[Bigbang-dev] Notes on gender estimation in mailing list analysis

Sebastian Benthall sbenthall at gmail.com
Mon Oct 31 22:06:26 CET 2016


Nick, thanks so much for championing development of this important feature!

If you think there's a better place to respond to your specific prompts
(issue, wiki?) then please tell me. For now, a couple thoughts in email...


> Feedback is appreciated, but in particular, I'd like to know:
> * what research questions do you have where gender estimation might be
> useful?
> * do you know of other projects (not already listed here) doing similar
> things which would be useful for comparison or collaboration?
> * whom else should we be asking for feedback?
>

I think Joe Hall at CDT mentioned an interest in this issue specifically. I
don't recall what his research questions were in particular.

You mentioned some work by Nathan Matias. I think it would be fantastic if
we could get him to weigh in on this.

## Research questions and methods
>
> In the space of Internet governance broadly, I believe these questions are
> motivated by an interest in exploring the legitimacy of multistakeholder
> decision-making and how representative it might be of, for example, the
> users of technology being designed. What factors affect differences in
> participation by demographic?
>

Personally, I see two sides to the diversity question. One which has a lot
of popular interest is the question of diversity and legitimacy. A
governing body that is not representative of the demographics of the people
it governs can be perceived as illegitimate. This is an important issue.

A related but different question (which I bring up just because it's closer
to my own substantive research interests) is the relationship between
diversity and collective intelligence. Scott Page has prominent work on
this:

https://democracyspot.net/2013/04/26/when-diversity-trumps-ability/

While I think it may be useful to distinguish the diversity-and-legitimacy
question from the diversity-and-productivity/intelligence questions, from a
data preprocessing perspective there's a lot of overlap in the requirements
needed to study either.

So I suppose I would argue that we may want to separate the concerns of
robust heuristics for gender estimation from any particular research
question.


> In addition, we may wish to understand how the particular collaborative
> methods we are exploring affect the representation of participation. Do
> Github projects with codes of conduct show more active participation from
> women? Do mailing list messages show proportionately more or less
> participation from non-US regions compared to in-person meetings of
> Internet governance groups? Is there significant variation in participation
> rates (among genders, organizational affiliations, regions) between
> different working groups within a single organization?

—————

**Problem description**
Translate this sentence from the mailing list message about gender estimation into Spanish: "A governing body that is not representative of the demographics of the people it governs can be perceived as illegitimate." The records have no connection to the mailing list message about gender estimation.

**Supplied data**
—————

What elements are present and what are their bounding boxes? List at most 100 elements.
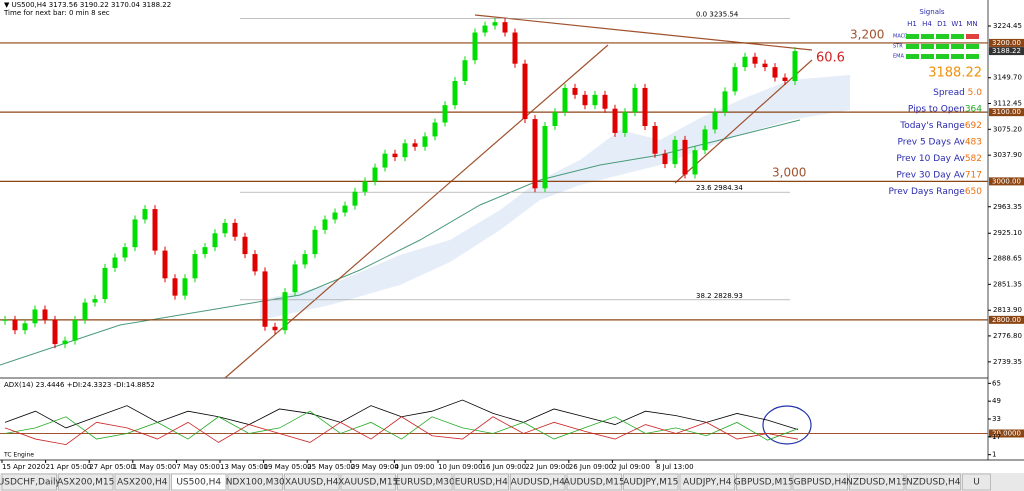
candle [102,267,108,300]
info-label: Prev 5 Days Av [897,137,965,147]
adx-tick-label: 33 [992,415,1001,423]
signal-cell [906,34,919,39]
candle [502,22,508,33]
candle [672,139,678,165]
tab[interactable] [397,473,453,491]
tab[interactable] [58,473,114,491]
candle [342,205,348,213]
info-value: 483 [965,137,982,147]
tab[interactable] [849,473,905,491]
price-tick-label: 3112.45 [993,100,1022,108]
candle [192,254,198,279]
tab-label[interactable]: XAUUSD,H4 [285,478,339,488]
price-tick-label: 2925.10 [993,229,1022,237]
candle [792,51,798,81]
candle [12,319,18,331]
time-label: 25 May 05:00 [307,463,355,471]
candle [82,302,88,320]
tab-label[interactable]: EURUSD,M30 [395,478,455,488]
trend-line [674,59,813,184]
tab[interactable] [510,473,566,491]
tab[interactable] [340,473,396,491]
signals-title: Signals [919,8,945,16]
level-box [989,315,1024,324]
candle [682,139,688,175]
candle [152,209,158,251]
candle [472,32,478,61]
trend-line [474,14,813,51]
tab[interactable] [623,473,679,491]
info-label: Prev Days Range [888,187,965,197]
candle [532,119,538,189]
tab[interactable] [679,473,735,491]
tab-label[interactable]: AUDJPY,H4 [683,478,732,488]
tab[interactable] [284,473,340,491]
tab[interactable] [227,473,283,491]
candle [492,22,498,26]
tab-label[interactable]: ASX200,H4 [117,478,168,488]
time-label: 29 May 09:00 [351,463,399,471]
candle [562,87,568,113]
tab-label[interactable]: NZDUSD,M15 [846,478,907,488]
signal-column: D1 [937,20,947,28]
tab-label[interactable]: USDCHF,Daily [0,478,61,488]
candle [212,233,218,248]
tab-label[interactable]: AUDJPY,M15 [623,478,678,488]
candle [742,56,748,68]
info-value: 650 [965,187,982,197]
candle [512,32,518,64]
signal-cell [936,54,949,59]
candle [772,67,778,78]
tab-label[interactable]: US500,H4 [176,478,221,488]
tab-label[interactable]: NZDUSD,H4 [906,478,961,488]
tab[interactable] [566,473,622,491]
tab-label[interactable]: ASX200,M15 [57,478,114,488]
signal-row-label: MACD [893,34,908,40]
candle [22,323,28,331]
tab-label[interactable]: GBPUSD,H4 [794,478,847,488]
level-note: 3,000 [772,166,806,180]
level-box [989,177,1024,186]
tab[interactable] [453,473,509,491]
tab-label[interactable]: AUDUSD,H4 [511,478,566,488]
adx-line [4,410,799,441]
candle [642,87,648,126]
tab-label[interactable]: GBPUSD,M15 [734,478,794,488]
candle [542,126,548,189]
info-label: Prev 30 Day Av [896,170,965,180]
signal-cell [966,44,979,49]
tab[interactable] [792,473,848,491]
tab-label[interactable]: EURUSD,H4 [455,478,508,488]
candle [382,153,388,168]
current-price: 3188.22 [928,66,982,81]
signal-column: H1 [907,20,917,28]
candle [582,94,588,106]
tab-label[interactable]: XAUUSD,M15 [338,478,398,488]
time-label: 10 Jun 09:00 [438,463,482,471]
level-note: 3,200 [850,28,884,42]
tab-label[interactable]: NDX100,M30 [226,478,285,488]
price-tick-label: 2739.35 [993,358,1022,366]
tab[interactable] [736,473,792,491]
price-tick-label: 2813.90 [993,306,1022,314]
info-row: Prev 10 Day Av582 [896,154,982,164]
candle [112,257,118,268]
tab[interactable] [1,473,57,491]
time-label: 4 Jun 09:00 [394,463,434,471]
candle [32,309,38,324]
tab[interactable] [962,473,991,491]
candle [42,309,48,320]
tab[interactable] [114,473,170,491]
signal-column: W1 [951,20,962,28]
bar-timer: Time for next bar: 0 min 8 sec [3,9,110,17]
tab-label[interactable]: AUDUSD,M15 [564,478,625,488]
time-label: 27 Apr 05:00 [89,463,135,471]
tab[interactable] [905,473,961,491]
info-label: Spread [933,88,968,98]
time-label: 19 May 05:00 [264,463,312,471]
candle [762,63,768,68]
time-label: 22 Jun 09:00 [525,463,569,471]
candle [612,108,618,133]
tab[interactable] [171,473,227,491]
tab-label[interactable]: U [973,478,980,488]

—————

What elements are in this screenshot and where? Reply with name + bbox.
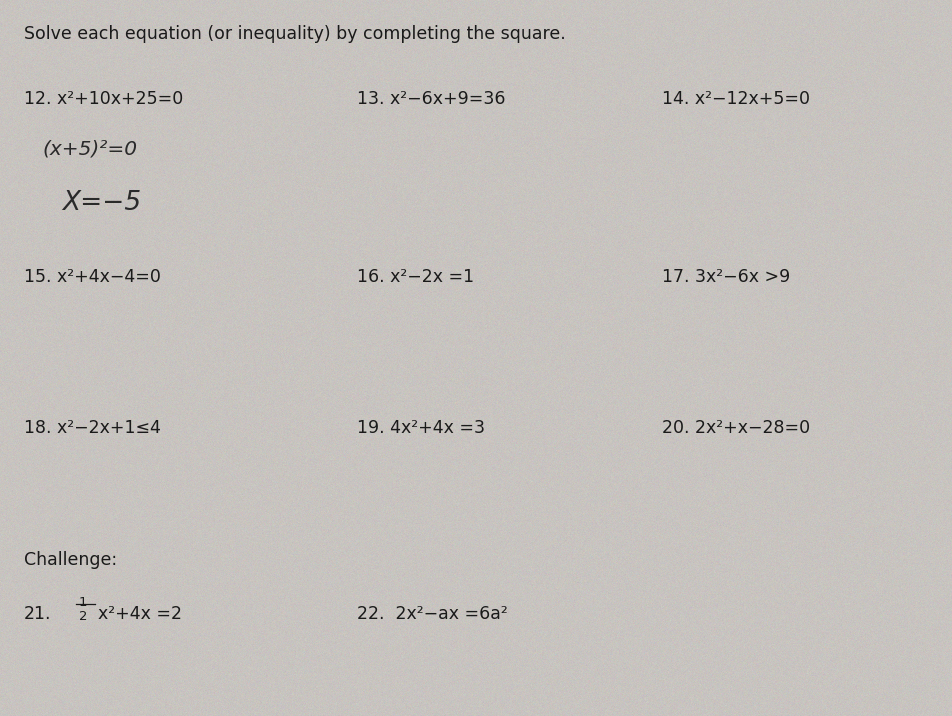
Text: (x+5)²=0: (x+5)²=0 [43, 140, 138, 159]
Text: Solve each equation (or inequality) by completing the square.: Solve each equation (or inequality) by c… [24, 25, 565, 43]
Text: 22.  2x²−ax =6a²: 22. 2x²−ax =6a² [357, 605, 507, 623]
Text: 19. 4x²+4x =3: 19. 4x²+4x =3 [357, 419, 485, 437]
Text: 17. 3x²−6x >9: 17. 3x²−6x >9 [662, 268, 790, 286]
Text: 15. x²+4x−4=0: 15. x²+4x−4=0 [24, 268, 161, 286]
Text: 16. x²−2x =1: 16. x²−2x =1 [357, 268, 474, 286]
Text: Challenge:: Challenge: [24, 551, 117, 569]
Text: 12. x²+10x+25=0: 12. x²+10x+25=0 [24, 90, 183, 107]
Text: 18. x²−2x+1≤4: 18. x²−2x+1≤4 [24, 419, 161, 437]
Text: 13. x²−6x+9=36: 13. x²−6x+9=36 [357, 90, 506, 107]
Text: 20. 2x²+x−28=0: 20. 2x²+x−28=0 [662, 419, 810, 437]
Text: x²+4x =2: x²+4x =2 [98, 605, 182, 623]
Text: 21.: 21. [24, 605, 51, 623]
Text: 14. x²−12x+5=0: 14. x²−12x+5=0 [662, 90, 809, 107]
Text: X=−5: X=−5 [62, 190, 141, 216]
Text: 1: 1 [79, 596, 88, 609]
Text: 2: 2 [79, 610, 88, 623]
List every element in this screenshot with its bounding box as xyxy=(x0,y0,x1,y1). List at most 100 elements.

—————

**Answer to the exercise**
Un órgano de gobierno que no es representativo de la demografía de las personas a las que gobierna puede percibirse como ilegítimo.